WHAT YOU SHOULD DO: What lines of the data include the string "Macchina"? Copy them all.

EXERCISE MATERIALS:
★ ★ ★ ★ ★
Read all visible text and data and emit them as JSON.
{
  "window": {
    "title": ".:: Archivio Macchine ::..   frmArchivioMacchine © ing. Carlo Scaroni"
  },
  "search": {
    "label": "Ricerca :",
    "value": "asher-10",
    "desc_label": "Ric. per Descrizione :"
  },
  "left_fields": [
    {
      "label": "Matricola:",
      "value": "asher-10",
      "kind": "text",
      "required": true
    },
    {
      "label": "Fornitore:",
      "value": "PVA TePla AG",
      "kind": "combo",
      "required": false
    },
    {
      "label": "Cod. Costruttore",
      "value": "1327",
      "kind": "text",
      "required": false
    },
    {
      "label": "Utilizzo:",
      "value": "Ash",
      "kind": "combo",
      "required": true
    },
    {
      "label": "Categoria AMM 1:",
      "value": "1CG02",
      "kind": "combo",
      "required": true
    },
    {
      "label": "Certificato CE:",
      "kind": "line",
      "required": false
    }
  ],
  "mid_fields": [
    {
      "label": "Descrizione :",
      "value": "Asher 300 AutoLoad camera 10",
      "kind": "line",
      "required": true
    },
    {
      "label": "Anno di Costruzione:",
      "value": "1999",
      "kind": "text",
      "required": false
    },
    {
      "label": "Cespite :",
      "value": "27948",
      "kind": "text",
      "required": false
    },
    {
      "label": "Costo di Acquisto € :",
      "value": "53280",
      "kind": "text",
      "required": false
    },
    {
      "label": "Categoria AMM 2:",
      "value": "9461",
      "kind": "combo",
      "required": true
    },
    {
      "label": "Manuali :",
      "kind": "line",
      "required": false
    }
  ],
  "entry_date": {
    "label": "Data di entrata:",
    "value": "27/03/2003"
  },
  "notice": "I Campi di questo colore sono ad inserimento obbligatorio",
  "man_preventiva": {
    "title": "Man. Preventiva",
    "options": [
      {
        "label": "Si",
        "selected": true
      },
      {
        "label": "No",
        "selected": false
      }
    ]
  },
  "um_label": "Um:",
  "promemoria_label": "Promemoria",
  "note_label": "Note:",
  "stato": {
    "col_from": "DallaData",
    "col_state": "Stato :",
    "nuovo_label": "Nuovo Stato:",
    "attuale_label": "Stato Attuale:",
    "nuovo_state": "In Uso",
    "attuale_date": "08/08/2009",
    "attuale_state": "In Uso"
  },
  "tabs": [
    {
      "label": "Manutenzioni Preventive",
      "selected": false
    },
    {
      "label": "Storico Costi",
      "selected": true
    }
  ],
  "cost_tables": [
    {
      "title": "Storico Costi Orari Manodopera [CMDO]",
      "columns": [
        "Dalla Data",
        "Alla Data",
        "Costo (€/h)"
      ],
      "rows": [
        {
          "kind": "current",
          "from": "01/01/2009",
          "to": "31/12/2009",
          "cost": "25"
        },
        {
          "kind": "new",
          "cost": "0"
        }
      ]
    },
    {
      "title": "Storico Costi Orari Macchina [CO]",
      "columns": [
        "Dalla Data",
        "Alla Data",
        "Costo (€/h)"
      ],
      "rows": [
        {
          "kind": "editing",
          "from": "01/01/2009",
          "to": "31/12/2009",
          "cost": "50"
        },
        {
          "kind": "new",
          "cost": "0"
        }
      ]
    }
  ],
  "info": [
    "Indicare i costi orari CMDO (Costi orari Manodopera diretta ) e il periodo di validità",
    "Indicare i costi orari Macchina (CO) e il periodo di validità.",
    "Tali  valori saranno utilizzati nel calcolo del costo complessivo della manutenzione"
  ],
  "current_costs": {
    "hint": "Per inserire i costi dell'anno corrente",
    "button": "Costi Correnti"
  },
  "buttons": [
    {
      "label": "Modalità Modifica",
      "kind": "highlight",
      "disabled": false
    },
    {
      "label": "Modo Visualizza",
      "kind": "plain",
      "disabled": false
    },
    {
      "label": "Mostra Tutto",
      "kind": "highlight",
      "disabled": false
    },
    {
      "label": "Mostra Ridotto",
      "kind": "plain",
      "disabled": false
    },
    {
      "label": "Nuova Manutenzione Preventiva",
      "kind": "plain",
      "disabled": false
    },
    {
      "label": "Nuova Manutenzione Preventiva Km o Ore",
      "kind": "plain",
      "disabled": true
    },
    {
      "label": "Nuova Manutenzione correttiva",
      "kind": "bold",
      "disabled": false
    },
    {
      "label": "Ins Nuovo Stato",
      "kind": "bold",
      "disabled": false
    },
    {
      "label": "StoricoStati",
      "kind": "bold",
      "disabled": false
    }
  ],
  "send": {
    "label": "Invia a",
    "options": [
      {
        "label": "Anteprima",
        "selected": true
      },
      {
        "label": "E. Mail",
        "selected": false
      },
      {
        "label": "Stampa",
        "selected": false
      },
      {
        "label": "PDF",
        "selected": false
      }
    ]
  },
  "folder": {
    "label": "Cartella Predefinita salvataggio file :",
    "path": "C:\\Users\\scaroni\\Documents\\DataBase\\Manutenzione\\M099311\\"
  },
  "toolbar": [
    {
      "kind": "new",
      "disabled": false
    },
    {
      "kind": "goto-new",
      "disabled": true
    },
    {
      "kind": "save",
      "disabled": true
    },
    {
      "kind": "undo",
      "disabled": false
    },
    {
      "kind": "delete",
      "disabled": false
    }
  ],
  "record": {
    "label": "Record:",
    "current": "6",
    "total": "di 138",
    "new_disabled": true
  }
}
★ ★ ★ ★ ★
ANSWER:
      "title": "Storico Costi Orari Macchina [CO]",
    "Indicare i costi orari Macchina (CO) e il periodo di validità.",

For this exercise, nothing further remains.